- Text to read -
Storytelling is a powerful communication tool for corporate leaders who develop organizational stories to make sense of rapid, ongoing streams of data and information—the “sensemakers.” Then, through the art of storytelling, they become “sensegivers” as they take those vital bits of information and generate coherent, succinct, compelling, and memorable narratives. Leadership storytellers employ sensemaking and sensegiving techniques as a vehicle to share corporate information with their stakeholders and shareholders.  

Telling corporate stories is arguably one of the most effective, yet least-used, methods for capturing the imagination and delivering information, providing context, linking business objectives, and sharing business strategies and ideas in a cohesive format. In addition, it serves as a persuasive communication function for organizational leaders by representing personal, interpersonal, and corporate perspectives. Storytelling has the potential to influence, help people connect, develop genuine understanding, unite around shared purposes and goals, and inspire action.

A good story has power. The power to inspire. The power to energize and the power to move people to action. Good stories have the power to build understanding. To entertain. To teach. To humanize the big picture” – Andy Goodman. 

The scoop on storytelling

Storytelling: n.:  A vivid description of ideas, beliefs, personal experiences, and life lessons through stories or narratives that evoke powerful emotions and insights.

Storytelling is an ancient art that has existed for thousands of years in various forms—pictures, drawings, images, songs, poems, plays, verbal and written stories, and movies. It is a method of weaving language into a concrete narrative to create rich, believable experiences. Storytellers tie together characters and plots to accomplish this feat, resulting in stories that act as metaphors for the human experience. In other words, storytellers do not merely relay facts; they use words, so the audience gets involved in the story as though they had a first-hand experience. Additionally, great storytellers share insights, invoke emotions, capture attention, engage the listeners, and leave the audience with information and new knowledge to absorb.

Storytelling is, and has always been, a highly effective medium to deliver a message or relay information. It is the reason why the art of compelling and impactful storytelling has become an essential leadership tool. Denning (2004), a prolific author on the topic, posits, “the age-old practice of storytelling is one of the most effective tools leaders can use” (p. 122). Through storytelling, leaders can emotionally connect with their stakeholders, build engagement, convey vital information, set strategic visions, and inspire action. After all, storytelling is about experiences. When a leader shares a story, he/she relives an experience and invites others to share that experience. Thereby connecting and engaging with the listeners and delivering the intended message(s) through a story.

- Written request A -
Reproduce the part of the storytelling text that opens with the words "Storytelling is a powerful" and closes with "stakeholders and shareholders.", swapping "stakeholders" for "employees".

- Entries supplied -

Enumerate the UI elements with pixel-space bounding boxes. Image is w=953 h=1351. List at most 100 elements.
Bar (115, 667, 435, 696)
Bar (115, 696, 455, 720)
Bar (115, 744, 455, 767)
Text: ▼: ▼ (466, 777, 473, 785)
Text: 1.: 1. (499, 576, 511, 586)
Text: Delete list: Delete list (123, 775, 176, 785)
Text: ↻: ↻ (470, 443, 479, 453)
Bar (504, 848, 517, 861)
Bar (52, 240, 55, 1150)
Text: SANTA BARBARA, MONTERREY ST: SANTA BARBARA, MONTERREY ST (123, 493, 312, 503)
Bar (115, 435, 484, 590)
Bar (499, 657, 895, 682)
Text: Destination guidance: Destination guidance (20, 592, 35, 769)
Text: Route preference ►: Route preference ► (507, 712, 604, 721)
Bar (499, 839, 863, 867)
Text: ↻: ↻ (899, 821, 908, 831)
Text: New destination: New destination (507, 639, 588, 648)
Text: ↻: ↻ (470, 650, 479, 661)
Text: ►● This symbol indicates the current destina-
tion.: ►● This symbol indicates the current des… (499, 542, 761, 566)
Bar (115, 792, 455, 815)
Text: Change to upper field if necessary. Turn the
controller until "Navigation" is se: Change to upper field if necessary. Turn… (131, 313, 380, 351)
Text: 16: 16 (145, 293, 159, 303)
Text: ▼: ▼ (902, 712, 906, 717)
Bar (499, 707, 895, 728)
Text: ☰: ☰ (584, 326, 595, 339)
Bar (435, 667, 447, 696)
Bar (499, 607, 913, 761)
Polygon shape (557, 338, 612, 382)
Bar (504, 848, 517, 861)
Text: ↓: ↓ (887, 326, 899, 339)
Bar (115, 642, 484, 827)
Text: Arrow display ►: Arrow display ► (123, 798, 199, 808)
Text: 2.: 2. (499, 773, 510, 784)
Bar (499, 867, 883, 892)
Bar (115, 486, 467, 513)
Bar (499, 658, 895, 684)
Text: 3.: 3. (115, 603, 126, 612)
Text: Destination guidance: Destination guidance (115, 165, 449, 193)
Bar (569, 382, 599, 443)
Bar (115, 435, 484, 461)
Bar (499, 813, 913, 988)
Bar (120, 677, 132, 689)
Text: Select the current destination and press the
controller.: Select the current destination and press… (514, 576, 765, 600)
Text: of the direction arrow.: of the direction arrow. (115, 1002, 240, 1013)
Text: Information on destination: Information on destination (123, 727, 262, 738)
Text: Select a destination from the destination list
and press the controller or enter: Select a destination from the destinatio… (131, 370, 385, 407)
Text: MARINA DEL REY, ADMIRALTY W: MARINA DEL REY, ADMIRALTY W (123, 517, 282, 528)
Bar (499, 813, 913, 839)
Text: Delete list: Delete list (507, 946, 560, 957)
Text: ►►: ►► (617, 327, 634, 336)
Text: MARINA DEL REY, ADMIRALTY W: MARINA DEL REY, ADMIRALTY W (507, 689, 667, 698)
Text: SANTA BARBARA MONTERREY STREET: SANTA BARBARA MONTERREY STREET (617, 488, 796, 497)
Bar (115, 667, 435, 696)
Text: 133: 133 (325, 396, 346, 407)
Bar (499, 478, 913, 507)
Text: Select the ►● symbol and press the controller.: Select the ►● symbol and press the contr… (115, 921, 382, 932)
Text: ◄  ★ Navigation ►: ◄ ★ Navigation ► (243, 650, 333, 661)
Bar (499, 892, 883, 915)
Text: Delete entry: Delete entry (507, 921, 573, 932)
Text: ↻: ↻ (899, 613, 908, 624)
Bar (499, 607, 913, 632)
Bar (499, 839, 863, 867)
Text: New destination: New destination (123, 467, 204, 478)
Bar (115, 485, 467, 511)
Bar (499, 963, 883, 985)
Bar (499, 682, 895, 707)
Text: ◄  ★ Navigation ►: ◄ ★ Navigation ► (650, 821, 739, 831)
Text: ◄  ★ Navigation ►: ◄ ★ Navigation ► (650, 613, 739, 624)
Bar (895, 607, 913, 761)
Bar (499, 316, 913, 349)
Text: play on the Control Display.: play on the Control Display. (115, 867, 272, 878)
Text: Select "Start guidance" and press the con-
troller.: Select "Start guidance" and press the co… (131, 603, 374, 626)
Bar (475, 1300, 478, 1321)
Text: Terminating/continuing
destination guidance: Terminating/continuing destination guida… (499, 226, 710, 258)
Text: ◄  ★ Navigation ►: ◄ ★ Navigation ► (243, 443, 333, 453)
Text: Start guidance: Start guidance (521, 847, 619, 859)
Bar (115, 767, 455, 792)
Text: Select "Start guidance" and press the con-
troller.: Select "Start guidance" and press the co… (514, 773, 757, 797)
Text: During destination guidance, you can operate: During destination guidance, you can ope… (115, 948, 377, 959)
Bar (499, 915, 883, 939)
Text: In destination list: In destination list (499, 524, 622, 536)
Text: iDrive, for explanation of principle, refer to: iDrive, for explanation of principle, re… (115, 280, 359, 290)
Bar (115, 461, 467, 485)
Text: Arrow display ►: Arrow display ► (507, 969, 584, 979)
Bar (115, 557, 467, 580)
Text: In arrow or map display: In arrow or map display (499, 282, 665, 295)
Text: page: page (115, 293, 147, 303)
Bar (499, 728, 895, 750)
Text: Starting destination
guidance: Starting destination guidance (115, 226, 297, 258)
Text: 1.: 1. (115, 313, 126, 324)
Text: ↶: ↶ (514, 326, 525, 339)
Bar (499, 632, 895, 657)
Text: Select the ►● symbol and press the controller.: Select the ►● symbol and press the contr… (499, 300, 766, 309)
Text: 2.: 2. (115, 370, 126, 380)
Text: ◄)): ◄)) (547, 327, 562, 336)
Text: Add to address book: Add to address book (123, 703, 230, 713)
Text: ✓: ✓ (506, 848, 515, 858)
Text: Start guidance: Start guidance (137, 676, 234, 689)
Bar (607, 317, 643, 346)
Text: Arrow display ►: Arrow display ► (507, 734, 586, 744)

- Written request B -
Copy the rows without any change, starting at the very first row and ending with the line that contains "Bar (52, 240, 55, 1150)", both ends included.

- Task response A -
Storytelling is a powerful communication tool for corporate leaders who develop organizational stories to make sense of rapid, ongoing streams of data and information—the “sensemakers.” Then, through the art of storytelling, they become “sensegivers” as they take those vital bits of information and generate coherent, succinct, compelling, and memorable narratives. Leadership storytellers employ sensemaking and sensegiving techniques as a vehicle to share corporate information with their employees and shareholders.

- Task response B -
Enumerate the UI elements with pixel-space bounding boxes. Image is w=953 h=1351. List at most 100 elements.
Bar (115, 667, 435, 696)
Bar (115, 696, 455, 720)
Bar (115, 744, 455, 767)
Text: ▼: ▼ (466, 777, 473, 785)
Text: 1.: 1. (499, 576, 511, 586)
Text: Delete list: Delete list (123, 775, 176, 785)
Text: ↻: ↻ (470, 443, 479, 453)
Bar (504, 848, 517, 861)
Bar (52, 240, 55, 1150)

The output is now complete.